* EXERCISE TASK *
Filter the data for lines with the word "poleward", then copy every line so identified.

--- begin GIVEN INFORMATION ---

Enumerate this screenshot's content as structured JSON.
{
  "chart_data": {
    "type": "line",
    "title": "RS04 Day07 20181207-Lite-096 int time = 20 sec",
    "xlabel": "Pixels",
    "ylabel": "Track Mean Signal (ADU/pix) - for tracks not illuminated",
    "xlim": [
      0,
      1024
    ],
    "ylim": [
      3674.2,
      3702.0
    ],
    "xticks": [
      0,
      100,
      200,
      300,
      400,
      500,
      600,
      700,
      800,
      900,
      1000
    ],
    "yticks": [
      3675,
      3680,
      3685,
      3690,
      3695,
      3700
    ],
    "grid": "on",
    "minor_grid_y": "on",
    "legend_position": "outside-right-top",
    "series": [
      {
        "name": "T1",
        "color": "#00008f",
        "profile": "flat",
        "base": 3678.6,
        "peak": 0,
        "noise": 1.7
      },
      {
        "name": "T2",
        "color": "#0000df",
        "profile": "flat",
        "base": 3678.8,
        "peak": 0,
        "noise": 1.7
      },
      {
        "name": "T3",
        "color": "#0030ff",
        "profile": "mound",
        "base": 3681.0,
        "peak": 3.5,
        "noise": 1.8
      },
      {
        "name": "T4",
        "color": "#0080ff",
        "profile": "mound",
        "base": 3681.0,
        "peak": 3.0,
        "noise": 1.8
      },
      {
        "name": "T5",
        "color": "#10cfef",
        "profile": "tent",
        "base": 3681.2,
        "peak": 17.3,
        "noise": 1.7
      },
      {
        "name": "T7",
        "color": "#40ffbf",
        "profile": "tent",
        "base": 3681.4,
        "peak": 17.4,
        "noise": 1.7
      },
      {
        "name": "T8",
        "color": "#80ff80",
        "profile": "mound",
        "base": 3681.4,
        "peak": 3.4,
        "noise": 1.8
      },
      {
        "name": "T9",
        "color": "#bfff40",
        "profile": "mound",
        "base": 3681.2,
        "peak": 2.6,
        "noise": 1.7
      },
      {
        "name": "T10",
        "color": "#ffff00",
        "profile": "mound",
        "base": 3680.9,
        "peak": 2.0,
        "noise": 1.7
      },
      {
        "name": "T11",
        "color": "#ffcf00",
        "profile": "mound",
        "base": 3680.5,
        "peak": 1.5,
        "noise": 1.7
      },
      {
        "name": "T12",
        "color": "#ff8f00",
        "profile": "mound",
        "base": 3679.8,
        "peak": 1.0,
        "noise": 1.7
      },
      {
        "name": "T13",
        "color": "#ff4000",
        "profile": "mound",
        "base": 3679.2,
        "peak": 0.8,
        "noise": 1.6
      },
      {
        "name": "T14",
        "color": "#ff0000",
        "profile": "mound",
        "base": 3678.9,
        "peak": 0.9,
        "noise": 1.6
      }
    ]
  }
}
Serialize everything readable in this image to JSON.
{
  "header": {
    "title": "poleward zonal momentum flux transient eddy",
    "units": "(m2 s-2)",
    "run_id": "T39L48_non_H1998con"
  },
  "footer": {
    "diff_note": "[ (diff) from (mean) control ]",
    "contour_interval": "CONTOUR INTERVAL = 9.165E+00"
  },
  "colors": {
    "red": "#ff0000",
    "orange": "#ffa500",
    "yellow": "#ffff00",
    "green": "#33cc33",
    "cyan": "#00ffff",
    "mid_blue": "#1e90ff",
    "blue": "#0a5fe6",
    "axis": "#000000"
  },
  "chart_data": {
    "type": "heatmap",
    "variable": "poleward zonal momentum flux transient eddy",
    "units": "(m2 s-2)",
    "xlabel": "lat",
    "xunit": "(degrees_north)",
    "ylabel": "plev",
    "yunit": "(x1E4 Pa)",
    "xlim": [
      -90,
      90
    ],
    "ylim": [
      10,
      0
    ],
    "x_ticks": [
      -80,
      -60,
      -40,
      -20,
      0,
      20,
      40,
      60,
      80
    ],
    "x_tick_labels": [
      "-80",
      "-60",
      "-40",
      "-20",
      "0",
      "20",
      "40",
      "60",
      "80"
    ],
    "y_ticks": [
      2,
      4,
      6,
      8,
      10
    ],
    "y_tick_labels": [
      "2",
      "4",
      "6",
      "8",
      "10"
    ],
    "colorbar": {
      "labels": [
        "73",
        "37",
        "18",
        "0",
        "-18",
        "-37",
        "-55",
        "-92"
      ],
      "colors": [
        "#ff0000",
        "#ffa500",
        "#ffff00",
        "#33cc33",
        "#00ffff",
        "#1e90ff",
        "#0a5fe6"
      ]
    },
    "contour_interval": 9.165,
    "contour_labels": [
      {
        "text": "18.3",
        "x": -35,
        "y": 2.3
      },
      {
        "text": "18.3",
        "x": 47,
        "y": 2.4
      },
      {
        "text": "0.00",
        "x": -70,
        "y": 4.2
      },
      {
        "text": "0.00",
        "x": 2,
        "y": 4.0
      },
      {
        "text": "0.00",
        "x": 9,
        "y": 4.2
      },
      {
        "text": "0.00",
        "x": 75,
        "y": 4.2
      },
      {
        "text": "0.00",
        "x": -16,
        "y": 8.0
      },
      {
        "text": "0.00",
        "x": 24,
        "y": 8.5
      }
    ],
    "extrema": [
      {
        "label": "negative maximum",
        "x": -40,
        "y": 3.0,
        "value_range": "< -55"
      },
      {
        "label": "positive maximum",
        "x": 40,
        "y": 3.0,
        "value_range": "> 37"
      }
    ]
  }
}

--- end GIVEN INFORMATION ---

* REPLY TO THE EXERCISE *
    "title": "poleward zonal momentum flux transient eddy",
    "variable": "poleward zonal momentum flux transient eddy",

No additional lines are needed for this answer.